----- The data -----

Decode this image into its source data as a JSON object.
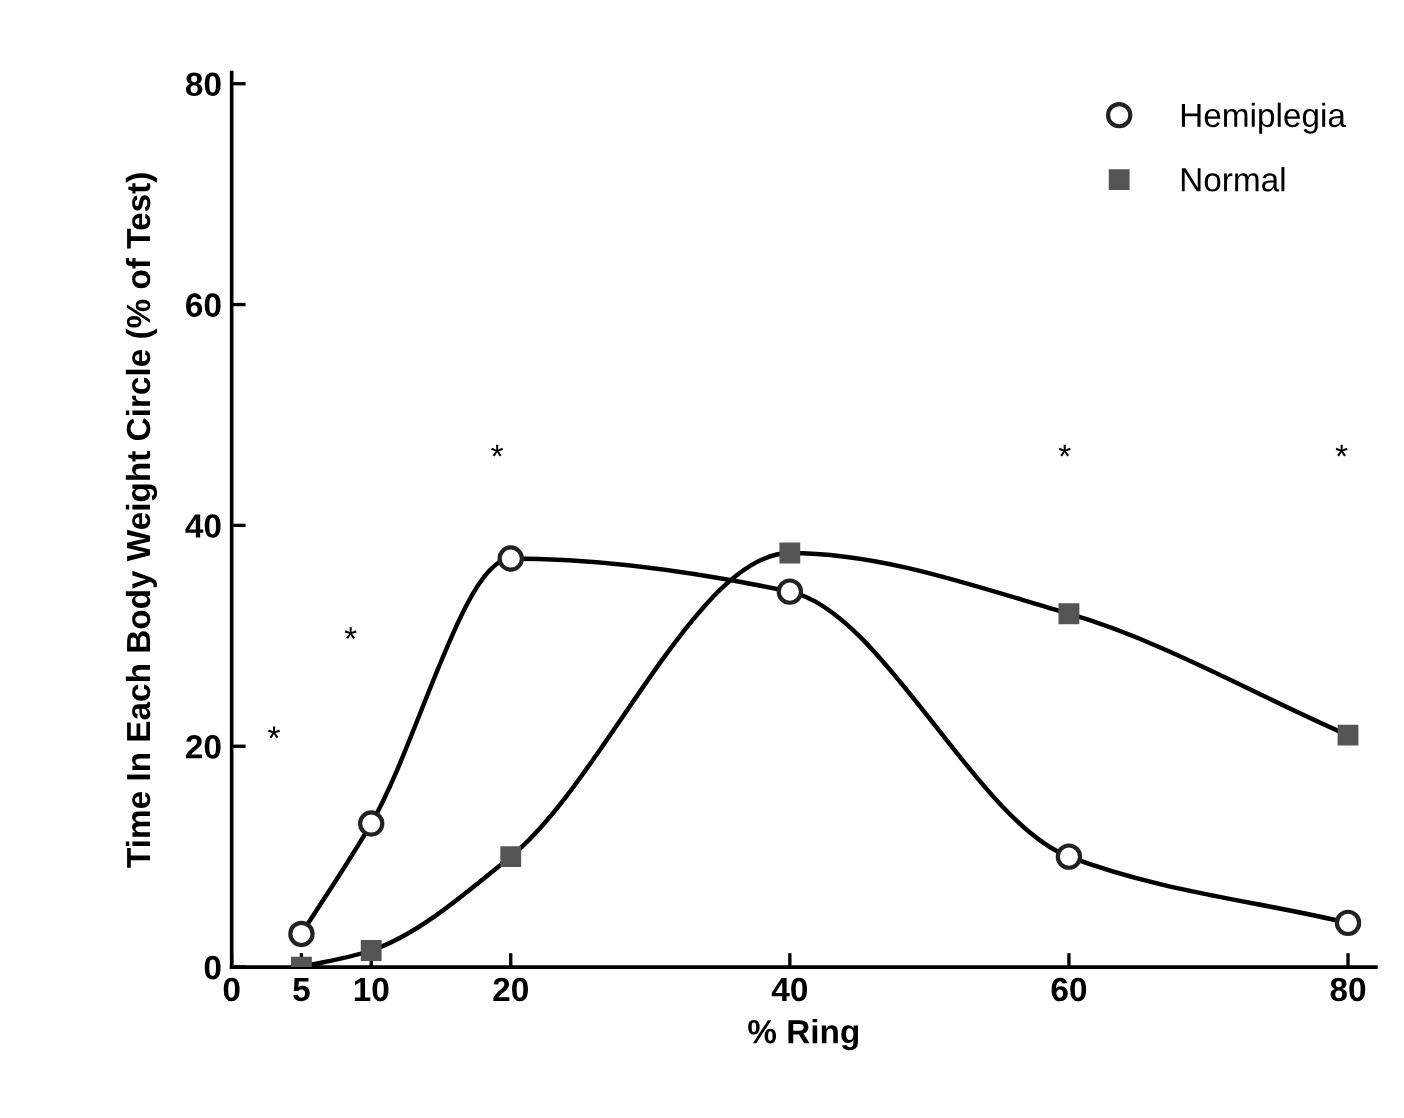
{
  "chart_data": {
    "type": "line",
    "xlabel": "% Ring",
    "ylabel": "Time In Each Body Weight Circle (% of Test)",
    "x": [
      5,
      10,
      20,
      40,
      60,
      80
    ],
    "series": [
      {
        "name": "Hemiplegia",
        "color": "#222222",
        "marker": "circle",
        "values": [
          3,
          13,
          37,
          34,
          10,
          4
        ]
      },
      {
        "name": "Normal",
        "color": "#555555",
        "marker": "square",
        "values": [
          0,
          1.5,
          10,
          37.5,
          32,
          21
        ]
      }
    ],
    "xlim": [
      0,
      82
    ],
    "xticks": [
      0,
      5,
      10,
      20,
      40,
      60,
      80
    ],
    "ylim": [
      0,
      81
    ],
    "yticks": [
      0,
      20,
      40,
      60,
      80
    ],
    "grid": false,
    "legend": "top right",
    "line_style": "solid",
    "annotations": [
      "*",
      "*",
      "*",
      "*",
      "*"
    ]
  }
}
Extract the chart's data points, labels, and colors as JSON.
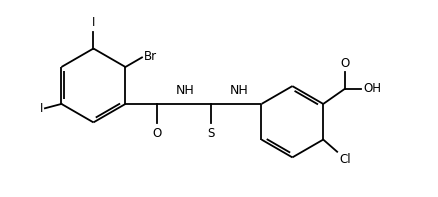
{
  "background_color": "#ffffff",
  "line_color": "#000000",
  "line_width": 1.3,
  "font_size": 8.5,
  "fig_width": 4.39,
  "fig_height": 1.97,
  "dpi": 100,
  "xlim": [
    0,
    10
  ],
  "ylim": [
    0,
    4.5
  ]
}
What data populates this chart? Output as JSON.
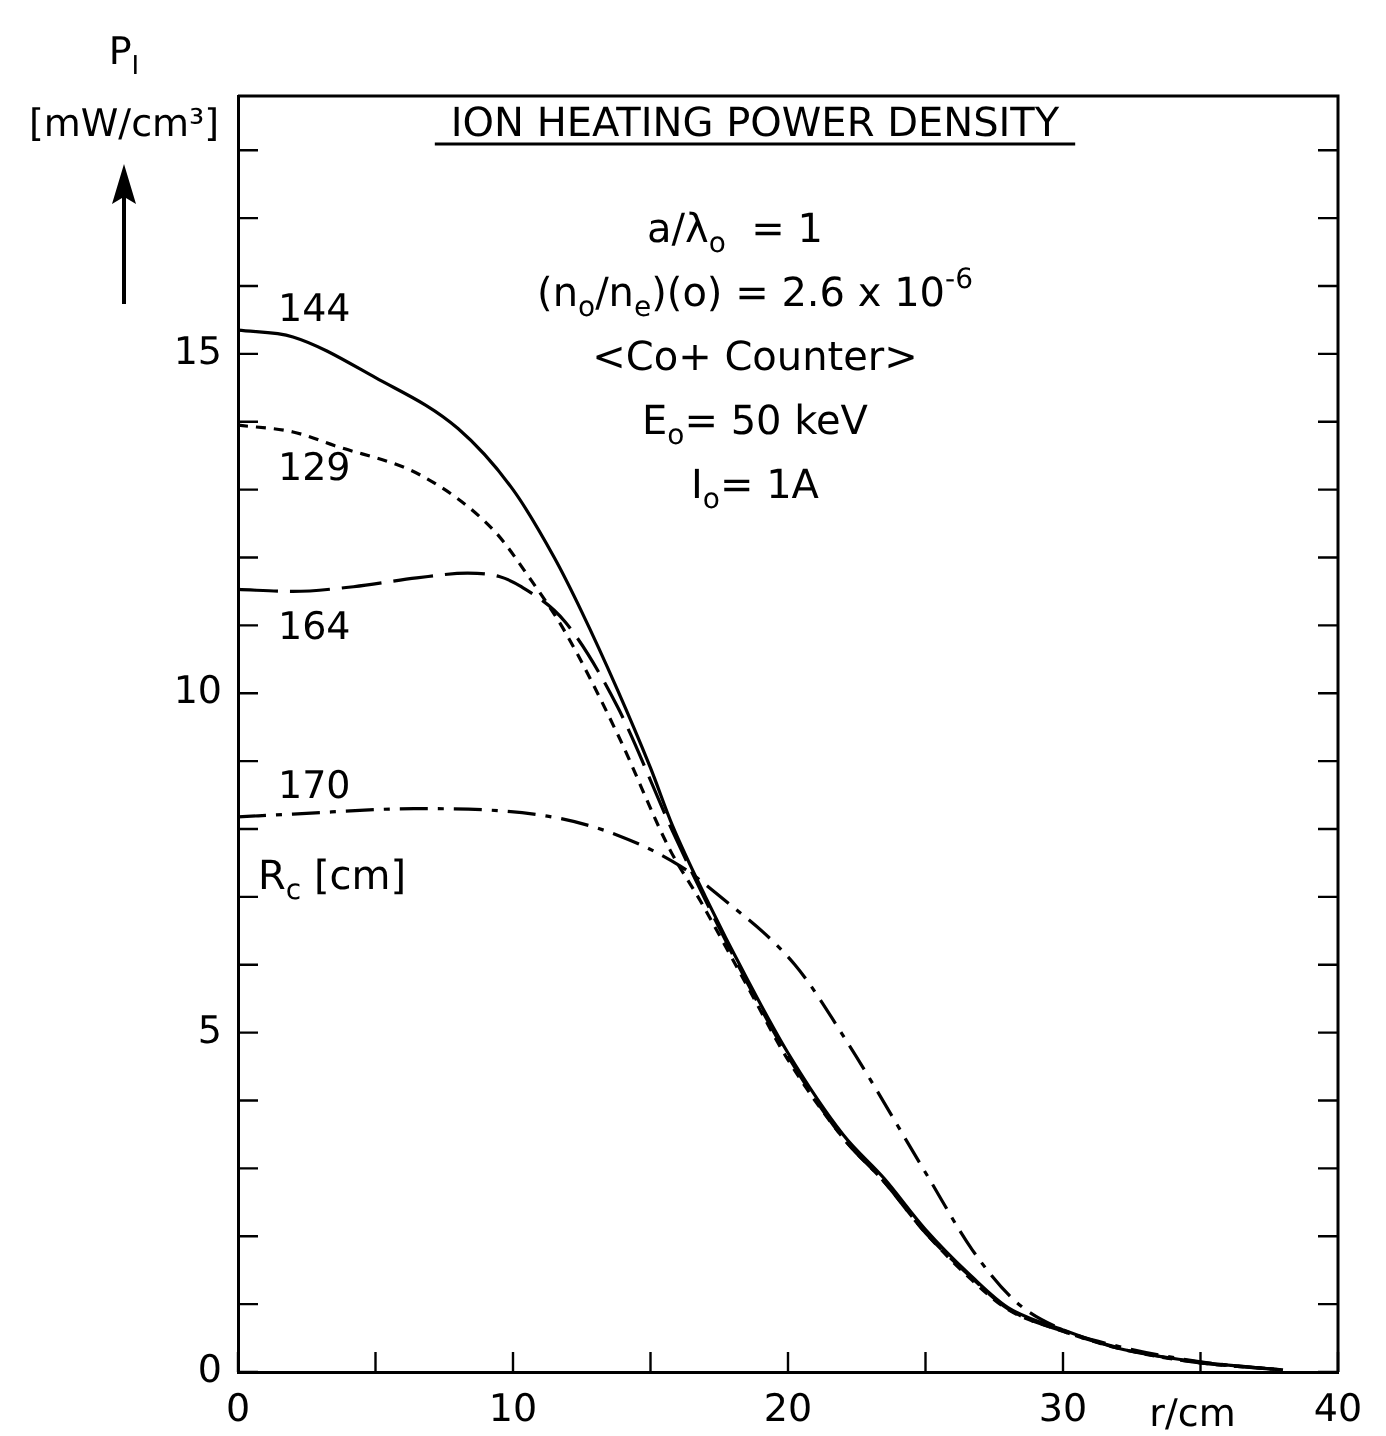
{
  "chart_data": {
    "type": "line",
    "title": "ION HEATING POWER DENSITY",
    "xlabel": "r/cm",
    "ylabel": "P$_{I}$ [mW/cm³]",
    "xlim": [
      0,
      40
    ],
    "xticks": [
      0,
      {
        "value": 5,
        "label": null
      },
      10,
      {
        "value": 15,
        "label": null
      },
      20,
      {
        "value": 25,
        "label": null
      },
      30,
      {
        "value": 35,
        "label": null
      },
      40
    ],
    "ylim": [
      0,
      18.8
    ],
    "yticks": [
      0,
      {
        "value": 1,
        "label": null
      },
      {
        "value": 2,
        "label": null
      },
      {
        "value": 3,
        "label": null
      },
      {
        "value": 4,
        "label": null
      },
      5,
      {
        "value": 6,
        "label": null
      },
      {
        "value": 7,
        "label": null
      },
      {
        "value": 8,
        "label": null
      },
      {
        "value": 9,
        "label": null
      },
      10,
      {
        "value": 11,
        "label": null
      },
      {
        "value": 12,
        "label": null
      },
      {
        "value": 13,
        "label": null
      },
      {
        "value": 14,
        "label": null
      },
      15,
      {
        "value": 16,
        "label": null
      },
      {
        "value": 17,
        "label": null
      },
      {
        "value": 18,
        "label": null
      }
    ],
    "grid": false,
    "legend": false,
    "marker": "none",
    "annotations": [
      "a/λ$_{o}$  = 1",
      "(n$_{o}$/n$_{e}$)(o) = 2.6 x 10$^{-6}$",
      "<Co+ Counter>",
      "E$_{o}$= 50 keV",
      "I$_{o}$= 1A",
      "R$_{c}$ [cm]"
    ],
    "series": [
      {
        "name": "144",
        "color": "#000000",
        "line_style": "solid",
        "x": [
          0,
          2,
          5,
          8,
          10,
          11.5,
          12.5,
          13.8,
          15,
          15.8,
          17,
          18.5,
          20,
          22,
          23.5,
          25,
          26.7,
          28,
          30,
          32,
          34.7,
          38
        ],
        "values": [
          15.35,
          15.25,
          14.65,
          13.9,
          13.0,
          12.0,
          11.2,
          10.05,
          8.9,
          8.05,
          7.0,
          5.8,
          4.7,
          3.5,
          2.85,
          2.1,
          1.4,
          0.95,
          0.62,
          0.35,
          0.16,
          0.03
        ]
      },
      {
        "name": "129",
        "color": "#000000",
        "line_style": "dashed",
        "x": [
          0,
          2,
          3.5,
          6.7,
          9.3,
          10.6,
          11.9,
          13.8,
          15.7,
          16.8,
          18.5,
          20,
          22,
          23.5,
          25,
          26.7,
          28,
          30,
          32,
          34.7,
          38
        ],
        "values": [
          13.95,
          13.85,
          13.65,
          13.2,
          12.4,
          11.7,
          10.9,
          9.4,
          7.7,
          6.95,
          5.7,
          4.6,
          3.45,
          2.8,
          2.05,
          1.35,
          0.92,
          0.6,
          0.35,
          0.15,
          0.03
        ]
      },
      {
        "name": "164",
        "color": "#000000",
        "line_style": "longdashed",
        "x": [
          0,
          2,
          4.2,
          6.5,
          8.35,
          9.5,
          10.3,
          11.9,
          13.8,
          15.8,
          17,
          18.5,
          20,
          22,
          23.5,
          25,
          26.7,
          28,
          30,
          32,
          34.7,
          38
        ],
        "values": [
          11.53,
          11.5,
          11.57,
          11.7,
          11.77,
          11.72,
          11.57,
          11.05,
          9.8,
          7.97,
          6.95,
          5.75,
          4.65,
          3.45,
          2.8,
          2.05,
          1.38,
          0.93,
          0.6,
          0.36,
          0.15,
          0.03
        ]
      },
      {
        "name": "170",
        "color": "#000000",
        "line_style": "dashdot",
        "x": [
          0,
          2,
          6.4,
          11.25,
          13.8,
          16.1,
          17.4,
          20.25,
          22.2,
          25.1,
          26.7,
          28.3,
          30,
          32,
          35,
          38
        ],
        "values": [
          8.18,
          8.22,
          8.3,
          8.19,
          7.91,
          7.45,
          7.05,
          6.0,
          4.83,
          2.87,
          1.8,
          1.03,
          0.62,
          0.38,
          0.15,
          0.03
        ]
      }
    ]
  }
}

-----

- _What is needed_: Determine the count of lines in the data above with the string "JSON" in them, and give that count alone.

- _Full response_: 3